**Exercise**
Provide nothing but the number of lines containing the string "text".

**Entries provided**
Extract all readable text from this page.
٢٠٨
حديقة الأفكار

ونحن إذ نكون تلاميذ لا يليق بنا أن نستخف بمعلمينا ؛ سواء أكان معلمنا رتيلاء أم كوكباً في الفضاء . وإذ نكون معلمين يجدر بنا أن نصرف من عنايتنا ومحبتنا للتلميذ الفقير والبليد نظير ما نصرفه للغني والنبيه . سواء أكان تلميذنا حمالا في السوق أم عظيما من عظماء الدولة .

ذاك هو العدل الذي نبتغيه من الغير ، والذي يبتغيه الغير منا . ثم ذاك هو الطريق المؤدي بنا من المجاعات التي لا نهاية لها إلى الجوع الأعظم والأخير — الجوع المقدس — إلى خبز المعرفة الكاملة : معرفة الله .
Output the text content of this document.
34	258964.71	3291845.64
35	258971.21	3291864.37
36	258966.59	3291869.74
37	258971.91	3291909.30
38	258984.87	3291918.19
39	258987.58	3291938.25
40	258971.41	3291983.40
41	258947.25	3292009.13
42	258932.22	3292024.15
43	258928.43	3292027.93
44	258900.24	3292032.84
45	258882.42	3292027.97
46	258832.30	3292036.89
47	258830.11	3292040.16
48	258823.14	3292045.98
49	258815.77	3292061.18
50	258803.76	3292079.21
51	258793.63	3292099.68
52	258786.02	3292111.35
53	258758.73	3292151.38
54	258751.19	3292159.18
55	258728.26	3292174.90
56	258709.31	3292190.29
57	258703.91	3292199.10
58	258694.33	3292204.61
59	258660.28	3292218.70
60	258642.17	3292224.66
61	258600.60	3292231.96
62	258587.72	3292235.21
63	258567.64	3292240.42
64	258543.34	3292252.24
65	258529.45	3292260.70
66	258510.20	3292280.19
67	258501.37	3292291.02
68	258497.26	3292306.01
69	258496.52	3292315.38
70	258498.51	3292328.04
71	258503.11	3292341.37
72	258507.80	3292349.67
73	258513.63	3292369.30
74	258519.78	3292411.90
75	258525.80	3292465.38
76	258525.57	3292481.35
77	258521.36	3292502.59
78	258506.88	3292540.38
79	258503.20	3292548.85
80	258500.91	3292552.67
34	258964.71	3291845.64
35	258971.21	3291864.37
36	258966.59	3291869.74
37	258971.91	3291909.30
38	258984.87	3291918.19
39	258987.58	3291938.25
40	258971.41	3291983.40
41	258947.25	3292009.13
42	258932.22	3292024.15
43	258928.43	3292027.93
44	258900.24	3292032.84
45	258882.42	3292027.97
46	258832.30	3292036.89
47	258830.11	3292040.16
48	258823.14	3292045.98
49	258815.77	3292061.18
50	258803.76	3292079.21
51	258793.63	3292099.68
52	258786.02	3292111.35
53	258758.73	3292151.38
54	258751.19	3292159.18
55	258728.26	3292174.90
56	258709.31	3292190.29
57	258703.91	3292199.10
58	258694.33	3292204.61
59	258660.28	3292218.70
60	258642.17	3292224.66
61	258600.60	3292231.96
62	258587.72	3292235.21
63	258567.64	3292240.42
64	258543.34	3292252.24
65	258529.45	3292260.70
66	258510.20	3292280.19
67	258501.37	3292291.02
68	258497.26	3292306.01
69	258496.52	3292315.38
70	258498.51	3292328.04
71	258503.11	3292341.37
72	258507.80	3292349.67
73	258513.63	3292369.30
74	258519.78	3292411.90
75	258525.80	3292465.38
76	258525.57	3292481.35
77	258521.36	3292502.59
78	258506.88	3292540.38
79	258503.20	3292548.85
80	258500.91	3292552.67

**Task answer**
2